## Given problem
Reproduce the lines of the material below with "Patent image size" replaced by "Figure dimensions" wherever it occurs, leaving everything else unchanged. Omit the pictures from your answer.

## Material supplied
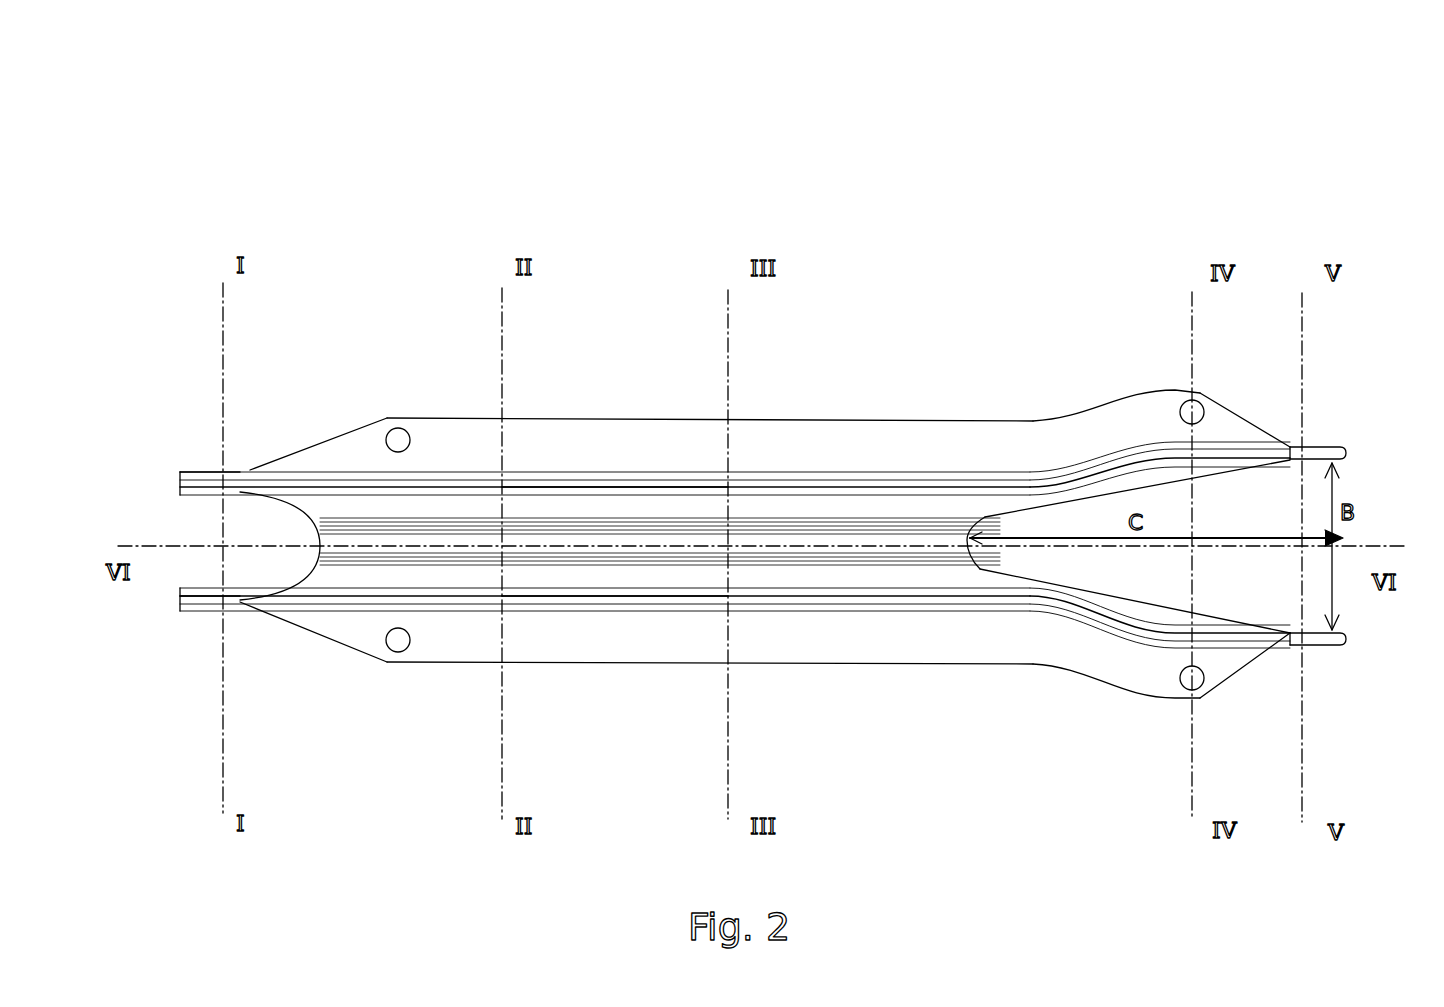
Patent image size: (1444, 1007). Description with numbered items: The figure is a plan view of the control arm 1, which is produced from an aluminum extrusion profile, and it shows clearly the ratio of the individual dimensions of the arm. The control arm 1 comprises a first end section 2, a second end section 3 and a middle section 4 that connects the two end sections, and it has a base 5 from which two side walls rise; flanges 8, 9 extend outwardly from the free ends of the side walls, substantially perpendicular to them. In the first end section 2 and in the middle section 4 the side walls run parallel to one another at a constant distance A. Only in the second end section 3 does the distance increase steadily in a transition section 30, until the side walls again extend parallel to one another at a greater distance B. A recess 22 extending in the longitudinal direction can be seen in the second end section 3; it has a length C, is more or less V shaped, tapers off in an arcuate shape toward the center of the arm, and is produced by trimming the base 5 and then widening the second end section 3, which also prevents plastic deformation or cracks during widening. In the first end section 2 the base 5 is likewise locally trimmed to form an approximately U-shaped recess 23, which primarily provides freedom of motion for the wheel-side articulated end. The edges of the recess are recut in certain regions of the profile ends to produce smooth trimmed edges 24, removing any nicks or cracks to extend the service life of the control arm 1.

The control arm 1 is at (1342, 335).
The first end section 2 is at (636, 452).
The second end section 3 is at (1312, 476).
The middle section 4 is at (615, 397).
The base 5 is at (603, 568).
The flange 8 is at (888, 630).
The flange 9 is at (870, 458).
The recess 22 is at (1243, 575).
The recess 23 is at (200, 565).
The trimmed edges 24 is at (1127, 597).
The transition section 30 is at (1118, 357).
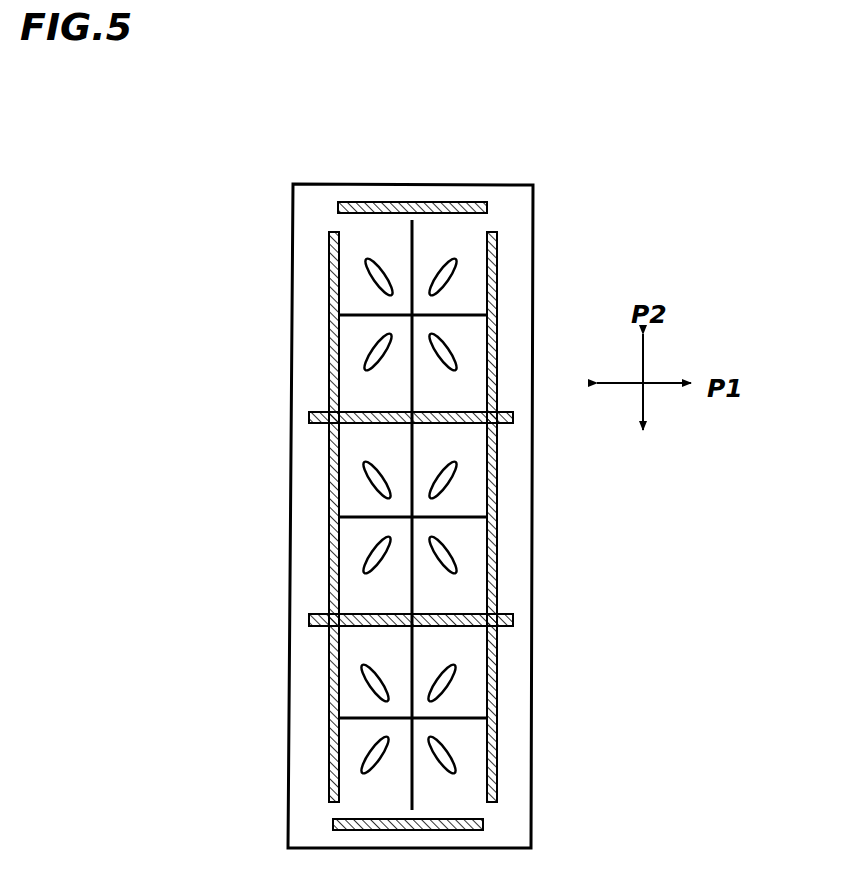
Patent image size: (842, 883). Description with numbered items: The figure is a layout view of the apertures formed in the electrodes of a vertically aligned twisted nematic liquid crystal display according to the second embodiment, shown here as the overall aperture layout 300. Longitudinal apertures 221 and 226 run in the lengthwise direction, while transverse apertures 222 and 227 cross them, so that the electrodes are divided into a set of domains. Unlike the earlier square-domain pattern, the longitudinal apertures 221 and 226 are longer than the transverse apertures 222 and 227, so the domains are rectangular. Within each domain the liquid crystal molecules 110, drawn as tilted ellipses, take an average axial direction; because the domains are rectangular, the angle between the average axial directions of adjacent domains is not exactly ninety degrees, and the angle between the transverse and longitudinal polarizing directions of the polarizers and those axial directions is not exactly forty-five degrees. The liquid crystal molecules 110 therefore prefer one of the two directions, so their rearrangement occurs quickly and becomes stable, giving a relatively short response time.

The liquid crystal display panel 300 is at (406, 471).
The liquid crystal molecules 110 is at (457, 262).
The longitudinal aperture 221 is at (497, 270).
The transverse aperture 222 is at (487, 425).
The longitudinal aperture 226 is at (413, 247).
The transverse aperture 227 is at (350, 313).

## Response to this exercise
Figure dimensions: (1444, 1007). Description with numbered items: The figure is a plan view of the control arm 1, which is produced from an aluminum extrusion profile, and it shows clearly the ratio of the individual dimensions of the arm. The control arm 1 comprises a first end section 2, a second end section 3 and a middle section 4 that connects the two end sections, and it has a base 5 from which two side walls rise; flanges 8, 9 extend outwardly from the free ends of the side walls, substantially perpendicular to them. In the first end section 2 and in the middle section 4 the side walls run parallel to one another at a constant distance A. Only in the second end section 3 does the distance increase steadily in a transition section 30, until the side walls again extend parallel to one another at a greater distance B. A recess 22 extending in the longitudinal direction can be seen in the second end section 3; it has a length C, is more or less V shaped, tapers off in an arcuate shape toward the center of the arm, and is produced by trimming the base 5 and then widening the second end section 3, which also prevents plastic deformation or cracks during widening. In the first end section 2 the base 5 is likewise locally trimmed to form an approximately U-shaped recess 23, which primarily provides freedom of motion for the wheel-side articulated end. The edges of the recess are recut in certain regions of the profile ends to produce smooth trimmed edges 24, removing any nicks or cracks to extend the service life of the control arm 1.

The control arm 1 is at (1342, 335).
The first end section 2 is at (636, 452).
The second end section 3 is at (1312, 476).
The middle section 4 is at (615, 397).
The base 5 is at (603, 568).
The flange 8 is at (888, 630).
The flange 9 is at (870, 458).
The recess 22 is at (1243, 575).
The recess 23 is at (200, 565).
The trimmed edges 24 is at (1127, 597).
The transition section 30 is at (1118, 357).
Figure dimensions: (842, 883). Description with numbered items: The figure is a layout view of the apertures formed in the electrodes of a vertically aligned twisted nematic liquid crystal display according to the second embodiment, shown here as the overall aperture layout 300. Longitudinal apertures 221 and 226 run in the lengthwise direction, while transverse apertures 222 and 227 cross them, so that the electrodes are divided into a set of domains. Unlike the earlier square-domain pattern, the longitudinal apertures 221 and 226 are longer than the transverse apertures 222 and 227, so the domains are rectangular. Within each domain the liquid crystal molecules 110, drawn as tilted ellipses, take an average axial direction; because the domains are rectangular, the angle between the average axial directions of adjacent domains is not exactly ninety degrees, and the angle between the transverse and longitudinal polarizing directions of the polarizers and those axial directions is not exactly forty-five degrees. The liquid crystal molecules 110 therefore prefer one of the two directions, so their rearrangement occurs quickly and becomes stable, giving a relatively short response time.

The liquid crystal display panel 300 is at (406, 471).
The liquid crystal molecules 110 is at (457, 262).
The longitudinal aperture 221 is at (497, 270).
The transverse aperture 222 is at (487, 425).
The longitudinal aperture 226 is at (413, 247).
The transverse aperture 227 is at (350, 313).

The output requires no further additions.